▶ [What the task requires] Reproduce the following records line for line, without changing anything.

▶ [Recorded data]

· · ·

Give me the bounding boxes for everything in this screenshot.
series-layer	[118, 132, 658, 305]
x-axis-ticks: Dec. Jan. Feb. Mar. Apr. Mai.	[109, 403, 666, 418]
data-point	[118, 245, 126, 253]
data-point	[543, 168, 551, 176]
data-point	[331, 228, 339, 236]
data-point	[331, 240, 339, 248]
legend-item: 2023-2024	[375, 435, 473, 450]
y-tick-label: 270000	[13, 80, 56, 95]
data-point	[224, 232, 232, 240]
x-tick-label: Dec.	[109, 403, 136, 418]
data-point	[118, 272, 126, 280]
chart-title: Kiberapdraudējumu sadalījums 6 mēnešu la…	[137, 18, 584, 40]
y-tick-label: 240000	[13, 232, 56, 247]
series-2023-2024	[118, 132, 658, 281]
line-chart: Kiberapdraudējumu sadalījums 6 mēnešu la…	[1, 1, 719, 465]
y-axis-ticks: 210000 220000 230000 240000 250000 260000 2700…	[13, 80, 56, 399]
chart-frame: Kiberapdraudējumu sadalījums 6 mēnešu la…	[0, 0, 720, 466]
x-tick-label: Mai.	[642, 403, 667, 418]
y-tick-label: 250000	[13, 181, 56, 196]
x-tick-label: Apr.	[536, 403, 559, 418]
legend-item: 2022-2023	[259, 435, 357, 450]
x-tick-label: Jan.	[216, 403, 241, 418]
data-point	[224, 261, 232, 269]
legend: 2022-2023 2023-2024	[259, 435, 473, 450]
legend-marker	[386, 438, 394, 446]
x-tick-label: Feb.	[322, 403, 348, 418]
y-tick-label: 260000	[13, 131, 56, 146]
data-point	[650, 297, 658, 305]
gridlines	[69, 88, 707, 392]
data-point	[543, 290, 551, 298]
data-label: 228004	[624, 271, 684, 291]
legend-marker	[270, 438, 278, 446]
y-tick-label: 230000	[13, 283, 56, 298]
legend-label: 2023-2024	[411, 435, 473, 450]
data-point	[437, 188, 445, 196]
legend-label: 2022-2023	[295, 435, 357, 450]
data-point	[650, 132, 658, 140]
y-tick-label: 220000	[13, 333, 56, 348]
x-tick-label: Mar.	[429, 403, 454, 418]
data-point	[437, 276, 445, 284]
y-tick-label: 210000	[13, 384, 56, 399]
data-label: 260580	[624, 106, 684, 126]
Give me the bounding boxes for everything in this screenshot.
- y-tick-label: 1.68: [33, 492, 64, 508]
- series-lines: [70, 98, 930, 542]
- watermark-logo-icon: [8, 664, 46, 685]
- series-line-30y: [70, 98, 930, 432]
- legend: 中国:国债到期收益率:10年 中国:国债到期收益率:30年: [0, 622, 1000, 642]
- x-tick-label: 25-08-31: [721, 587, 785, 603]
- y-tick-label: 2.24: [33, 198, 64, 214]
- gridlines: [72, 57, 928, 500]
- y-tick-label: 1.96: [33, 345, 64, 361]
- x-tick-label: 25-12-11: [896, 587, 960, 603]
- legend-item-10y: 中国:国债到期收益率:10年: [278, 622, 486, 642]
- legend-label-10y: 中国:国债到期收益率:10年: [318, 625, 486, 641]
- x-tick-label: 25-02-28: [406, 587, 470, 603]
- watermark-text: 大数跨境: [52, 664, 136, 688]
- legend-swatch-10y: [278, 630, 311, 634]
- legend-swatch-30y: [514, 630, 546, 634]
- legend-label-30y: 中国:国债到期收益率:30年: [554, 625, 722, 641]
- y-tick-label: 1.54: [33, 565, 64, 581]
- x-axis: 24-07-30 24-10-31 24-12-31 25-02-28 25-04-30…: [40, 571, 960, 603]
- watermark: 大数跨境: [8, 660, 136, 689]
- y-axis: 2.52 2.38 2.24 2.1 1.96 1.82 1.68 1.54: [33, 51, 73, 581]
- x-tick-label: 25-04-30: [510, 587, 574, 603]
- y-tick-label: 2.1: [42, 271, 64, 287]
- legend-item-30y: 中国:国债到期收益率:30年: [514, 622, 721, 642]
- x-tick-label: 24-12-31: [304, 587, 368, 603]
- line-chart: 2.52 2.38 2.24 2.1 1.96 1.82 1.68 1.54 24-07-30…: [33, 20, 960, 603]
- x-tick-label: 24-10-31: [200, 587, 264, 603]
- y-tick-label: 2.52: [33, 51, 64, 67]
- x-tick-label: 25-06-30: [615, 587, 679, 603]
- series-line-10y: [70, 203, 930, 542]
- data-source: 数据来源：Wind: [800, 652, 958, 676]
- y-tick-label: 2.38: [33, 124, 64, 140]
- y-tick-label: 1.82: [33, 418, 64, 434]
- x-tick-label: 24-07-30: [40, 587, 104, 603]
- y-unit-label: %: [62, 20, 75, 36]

· · ·

▶ [Expected output]
Give me the bounding boxes for everything in this screenshot.
series-layer	[118, 132, 658, 305]
x-axis-ticks: Dec. Jan. Feb. Mar. Apr. Mai.	[109, 403, 666, 418]
data-point	[118, 245, 126, 253]
data-point	[543, 168, 551, 176]
data-point	[331, 228, 339, 236]
data-point	[331, 240, 339, 248]
legend-item: 2023-2024	[375, 435, 473, 450]
y-tick-label: 270000	[13, 80, 56, 95]
data-point	[224, 232, 232, 240]
x-tick-label: Dec.	[109, 403, 136, 418]
data-point	[118, 272, 126, 280]
chart-title: Kiberapdraudējumu sadalījums 6 mēnešu la…	[137, 18, 584, 40]
y-tick-label: 240000	[13, 232, 56, 247]
series-2023-2024	[118, 132, 658, 281]
line-chart: Kiberapdraudējumu sadalījums 6 mēnešu la…	[1, 1, 719, 465]
y-axis-ticks: 210000 220000 230000 240000 250000 260000 2700…	[13, 80, 56, 399]
chart-frame: Kiberapdraudējumu sadalījums 6 mēnešu la…	[0, 0, 720, 466]
x-tick-label: Mai.	[642, 403, 667, 418]
y-tick-label: 250000	[13, 181, 56, 196]
x-tick-label: Apr.	[536, 403, 559, 418]
legend-item: 2022-2023	[259, 435, 357, 450]
x-tick-label: Jan.	[216, 403, 241, 418]
data-point	[224, 261, 232, 269]
legend: 2022-2023 2023-2024	[259, 435, 473, 450]
legend-marker	[386, 438, 394, 446]
x-tick-label: Feb.	[322, 403, 348, 418]
y-tick-label: 260000	[13, 131, 56, 146]
data-point	[650, 297, 658, 305]
gridlines	[69, 88, 707, 392]
data-point	[543, 290, 551, 298]
data-label: 228004	[624, 271, 684, 291]
legend-marker	[270, 438, 278, 446]
y-tick-label: 230000	[13, 283, 56, 298]
legend-label: 2023-2024	[411, 435, 473, 450]
data-point	[437, 188, 445, 196]
legend-label: 2022-2023	[295, 435, 357, 450]
data-point	[650, 132, 658, 140]
y-tick-label: 220000	[13, 333, 56, 348]
x-tick-label: Mar.	[429, 403, 454, 418]
data-point	[437, 276, 445, 284]
y-tick-label: 210000	[13, 384, 56, 399]
data-label: 260580	[624, 106, 684, 126]
Give me the bounding boxes for everything in this screenshot.
- y-tick-label: 1.68: [33, 492, 64, 508]
- series-lines: [70, 98, 930, 542]
- watermark-logo-icon: [8, 664, 46, 685]
- series-line-30y: [70, 98, 930, 432]
- legend: 中国:国债到期收益率:10年 中国:国债到期收益率:30年: [0, 622, 1000, 642]
- x-tick-label: 25-08-31: [721, 587, 785, 603]
- y-tick-label: 2.24: [33, 198, 64, 214]
- gridlines: [72, 57, 928, 500]
- y-tick-label: 1.96: [33, 345, 64, 361]
- x-tick-label: 25-12-11: [896, 587, 960, 603]
- legend-item-10y: 中国:国债到期收益率:10年: [278, 622, 486, 642]
- legend-label-10y: 中国:国债到期收益率:10年: [318, 625, 486, 641]
- x-tick-label: 25-02-28: [406, 587, 470, 603]
- watermark-text: 大数跨境: [52, 664, 136, 688]
- legend-swatch-10y: [278, 630, 311, 634]
- legend-swatch-30y: [514, 630, 546, 634]
- legend-label-30y: 中国:国债到期收益率:30年: [554, 625, 722, 641]
- y-tick-label: 1.54: [33, 565, 64, 581]
- x-axis: 24-07-30 24-10-31 24-12-31 25-02-28 25-04-30…: [40, 571, 960, 603]
- watermark: 大数跨境: [8, 660, 136, 689]
- y-axis: 2.52 2.38 2.24 2.1 1.96 1.82 1.68 1.54: [33, 51, 73, 581]
- x-tick-label: 25-04-30: [510, 587, 574, 603]
- y-tick-label: 2.1: [42, 271, 64, 287]
- legend-item-30y: 中国:国债到期收益率:30年: [514, 622, 721, 642]
- x-tick-label: 24-12-31: [304, 587, 368, 603]
- line-chart: 2.52 2.38 2.24 2.1 1.96 1.82 1.68 1.54 24-07-30…: [33, 20, 960, 603]
- x-tick-label: 24-10-31: [200, 587, 264, 603]
- y-tick-label: 2.52: [33, 51, 64, 67]
- x-tick-label: 25-06-30: [615, 587, 679, 603]
- series-line-10y: [70, 203, 930, 542]
- data-source: 数据来源：Wind: [800, 652, 958, 676]
- y-tick-label: 2.38: [33, 124, 64, 140]
- y-tick-label: 1.82: [33, 418, 64, 434]
- x-tick-label: 24-07-30: [40, 587, 104, 603]
- y-unit-label: %: [62, 20, 75, 36]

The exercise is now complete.